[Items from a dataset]
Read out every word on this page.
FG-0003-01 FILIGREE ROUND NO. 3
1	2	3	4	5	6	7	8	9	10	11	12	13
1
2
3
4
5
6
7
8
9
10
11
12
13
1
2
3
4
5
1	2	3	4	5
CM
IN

GOAL: Copy out the whole listing exactly; please set it all down.

FULL OUTPUT:
Read out every word on this page.
FG-0003-01 FILIGREE ROUND NO. 3
1	2	3	4	5	6	7	8	9	10	11	12	13
1
2
3
4
5
6
7
8
9
10
11
12
13
1
2
3
4
5
1	2	3	4	5
CM
IN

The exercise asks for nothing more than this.